### Written instruction
Reproduce each of the following items verbatim.

** start of Exercise data **

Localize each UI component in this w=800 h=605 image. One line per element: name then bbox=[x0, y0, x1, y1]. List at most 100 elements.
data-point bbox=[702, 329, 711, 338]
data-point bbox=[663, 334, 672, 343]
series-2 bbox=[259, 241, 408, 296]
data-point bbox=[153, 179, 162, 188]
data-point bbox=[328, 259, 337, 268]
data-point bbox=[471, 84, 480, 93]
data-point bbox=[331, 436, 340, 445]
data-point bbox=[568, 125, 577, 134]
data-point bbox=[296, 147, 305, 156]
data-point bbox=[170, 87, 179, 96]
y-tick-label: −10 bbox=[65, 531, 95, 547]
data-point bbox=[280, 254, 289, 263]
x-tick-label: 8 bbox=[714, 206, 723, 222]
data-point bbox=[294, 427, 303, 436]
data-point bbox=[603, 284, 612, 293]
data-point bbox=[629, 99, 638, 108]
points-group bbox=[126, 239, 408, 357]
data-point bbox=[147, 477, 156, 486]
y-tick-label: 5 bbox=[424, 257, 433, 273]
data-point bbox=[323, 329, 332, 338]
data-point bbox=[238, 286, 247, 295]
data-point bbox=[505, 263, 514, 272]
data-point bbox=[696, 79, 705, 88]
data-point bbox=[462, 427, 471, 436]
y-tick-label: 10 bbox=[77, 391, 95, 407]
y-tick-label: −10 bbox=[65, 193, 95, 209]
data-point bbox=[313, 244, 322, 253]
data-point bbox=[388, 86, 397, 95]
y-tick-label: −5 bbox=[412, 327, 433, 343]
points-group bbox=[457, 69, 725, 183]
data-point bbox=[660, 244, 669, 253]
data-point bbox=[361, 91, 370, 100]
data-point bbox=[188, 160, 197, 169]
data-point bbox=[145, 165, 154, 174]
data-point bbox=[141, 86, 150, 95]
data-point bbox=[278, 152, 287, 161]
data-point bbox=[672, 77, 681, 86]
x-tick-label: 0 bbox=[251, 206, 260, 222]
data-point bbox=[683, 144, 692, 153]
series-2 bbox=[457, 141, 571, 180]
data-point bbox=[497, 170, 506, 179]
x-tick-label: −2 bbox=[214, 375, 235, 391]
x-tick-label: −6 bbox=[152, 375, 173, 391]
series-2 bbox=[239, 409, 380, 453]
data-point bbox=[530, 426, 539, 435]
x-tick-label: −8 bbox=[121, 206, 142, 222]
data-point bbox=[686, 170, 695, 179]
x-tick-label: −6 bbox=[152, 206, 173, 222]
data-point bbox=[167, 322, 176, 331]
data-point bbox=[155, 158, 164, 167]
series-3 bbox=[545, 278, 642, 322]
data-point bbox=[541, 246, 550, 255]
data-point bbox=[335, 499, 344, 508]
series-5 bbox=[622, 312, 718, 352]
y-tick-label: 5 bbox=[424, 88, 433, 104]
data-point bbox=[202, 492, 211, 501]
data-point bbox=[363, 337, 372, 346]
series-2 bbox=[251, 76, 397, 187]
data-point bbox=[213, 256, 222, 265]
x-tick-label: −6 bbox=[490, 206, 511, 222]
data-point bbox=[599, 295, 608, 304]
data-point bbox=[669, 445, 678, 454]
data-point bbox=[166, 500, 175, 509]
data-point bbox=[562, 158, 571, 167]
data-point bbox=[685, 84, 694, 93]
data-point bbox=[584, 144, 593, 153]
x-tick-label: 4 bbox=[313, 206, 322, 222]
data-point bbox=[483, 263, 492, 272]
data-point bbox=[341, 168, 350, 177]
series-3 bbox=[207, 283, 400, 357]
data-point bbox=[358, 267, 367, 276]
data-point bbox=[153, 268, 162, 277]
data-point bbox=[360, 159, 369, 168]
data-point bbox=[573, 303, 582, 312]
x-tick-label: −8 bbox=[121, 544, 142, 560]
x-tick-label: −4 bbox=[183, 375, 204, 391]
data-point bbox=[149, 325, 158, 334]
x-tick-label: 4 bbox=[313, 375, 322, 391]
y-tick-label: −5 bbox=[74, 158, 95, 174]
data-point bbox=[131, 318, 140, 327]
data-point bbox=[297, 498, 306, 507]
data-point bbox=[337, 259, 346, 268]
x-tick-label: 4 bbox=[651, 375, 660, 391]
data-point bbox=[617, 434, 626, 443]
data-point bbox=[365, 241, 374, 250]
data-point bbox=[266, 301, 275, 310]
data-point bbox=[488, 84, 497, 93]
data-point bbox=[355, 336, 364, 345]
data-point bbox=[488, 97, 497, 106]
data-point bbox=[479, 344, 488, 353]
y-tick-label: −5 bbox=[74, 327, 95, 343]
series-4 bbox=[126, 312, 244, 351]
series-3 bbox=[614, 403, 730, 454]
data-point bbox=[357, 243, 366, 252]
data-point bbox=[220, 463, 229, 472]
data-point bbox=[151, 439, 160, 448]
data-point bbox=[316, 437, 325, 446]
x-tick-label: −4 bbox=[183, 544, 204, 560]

** end of Exercise data **

### Exercise result
Localize each UI component in this w=800 h=605 image. One line per element: name then bbox=[x0, y0, x1, y1]. List at most 100 elements.
data-point bbox=[702, 329, 711, 338]
data-point bbox=[663, 334, 672, 343]
series-2 bbox=[259, 241, 408, 296]
data-point bbox=[153, 179, 162, 188]
data-point bbox=[328, 259, 337, 268]
data-point bbox=[471, 84, 480, 93]
data-point bbox=[331, 436, 340, 445]
data-point bbox=[568, 125, 577, 134]
data-point bbox=[296, 147, 305, 156]
data-point bbox=[170, 87, 179, 96]
y-tick-label: −10 bbox=[65, 531, 95, 547]
data-point bbox=[280, 254, 289, 263]
x-tick-label: 8 bbox=[714, 206, 723, 222]
data-point bbox=[294, 427, 303, 436]
data-point bbox=[603, 284, 612, 293]
data-point bbox=[629, 99, 638, 108]
points-group bbox=[126, 239, 408, 357]
data-point bbox=[147, 477, 156, 486]
y-tick-label: 5 bbox=[424, 257, 433, 273]
data-point bbox=[323, 329, 332, 338]
data-point bbox=[238, 286, 247, 295]
data-point bbox=[505, 263, 514, 272]
data-point bbox=[696, 79, 705, 88]
data-point bbox=[462, 427, 471, 436]
y-tick-label: 10 bbox=[77, 391, 95, 407]
y-tick-label: −10 bbox=[65, 193, 95, 209]
data-point bbox=[313, 244, 322, 253]
data-point bbox=[388, 86, 397, 95]
y-tick-label: −5 bbox=[412, 327, 433, 343]
points-group bbox=[457, 69, 725, 183]
data-point bbox=[660, 244, 669, 253]
data-point bbox=[361, 91, 370, 100]
data-point bbox=[188, 160, 197, 169]
data-point bbox=[145, 165, 154, 174]
data-point bbox=[141, 86, 150, 95]
data-point bbox=[278, 152, 287, 161]
data-point bbox=[672, 77, 681, 86]
x-tick-label: 0 bbox=[251, 206, 260, 222]
data-point bbox=[683, 144, 692, 153]
series-2 bbox=[457, 141, 571, 180]
data-point bbox=[497, 170, 506, 179]
x-tick-label: −2 bbox=[214, 375, 235, 391]
x-tick-label: −6 bbox=[152, 375, 173, 391]
series-2 bbox=[239, 409, 380, 453]
data-point bbox=[530, 426, 539, 435]
x-tick-label: −8 bbox=[121, 206, 142, 222]
data-point bbox=[686, 170, 695, 179]
x-tick-label: −6 bbox=[152, 206, 173, 222]
data-point bbox=[167, 322, 176, 331]
data-point bbox=[155, 158, 164, 167]
series-3 bbox=[545, 278, 642, 322]
data-point bbox=[541, 246, 550, 255]
data-point bbox=[335, 499, 344, 508]
series-5 bbox=[622, 312, 718, 352]
y-tick-label: 5 bbox=[424, 88, 433, 104]
data-point bbox=[202, 492, 211, 501]
data-point bbox=[363, 337, 372, 346]
series-2 bbox=[251, 76, 397, 187]
data-point bbox=[213, 256, 222, 265]
x-tick-label: −6 bbox=[490, 206, 511, 222]
data-point bbox=[599, 295, 608, 304]
data-point bbox=[669, 445, 678, 454]
data-point bbox=[166, 500, 175, 509]
data-point bbox=[562, 158, 571, 167]
data-point bbox=[685, 84, 694, 93]
data-point bbox=[584, 144, 593, 153]
x-tick-label: 4 bbox=[313, 206, 322, 222]
data-point bbox=[483, 263, 492, 272]
data-point bbox=[341, 168, 350, 177]
series-3 bbox=[207, 283, 400, 357]
data-point bbox=[358, 267, 367, 276]
data-point bbox=[153, 268, 162, 277]
data-point bbox=[360, 159, 369, 168]
data-point bbox=[573, 303, 582, 312]
x-tick-label: −8 bbox=[121, 544, 142, 560]
x-tick-label: −4 bbox=[183, 375, 204, 391]
data-point bbox=[149, 325, 158, 334]
x-tick-label: 4 bbox=[313, 375, 322, 391]
y-tick-label: −5 bbox=[74, 158, 95, 174]
data-point bbox=[131, 318, 140, 327]
data-point bbox=[297, 498, 306, 507]
data-point bbox=[337, 259, 346, 268]
x-tick-label: 4 bbox=[651, 375, 660, 391]
data-point bbox=[617, 434, 626, 443]
data-point bbox=[365, 241, 374, 250]
data-point bbox=[266, 301, 275, 310]
data-point bbox=[488, 84, 497, 93]
data-point bbox=[355, 336, 364, 345]
data-point bbox=[488, 97, 497, 106]
data-point bbox=[479, 344, 488, 353]
y-tick-label: −5 bbox=[74, 327, 95, 343]
series-4 bbox=[126, 312, 244, 351]
series-3 bbox=[614, 403, 730, 454]
data-point bbox=[357, 243, 366, 252]
data-point bbox=[220, 463, 229, 472]
data-point bbox=[151, 439, 160, 448]
data-point bbox=[316, 437, 325, 446]
x-tick-label: −4 bbox=[183, 544, 204, 560]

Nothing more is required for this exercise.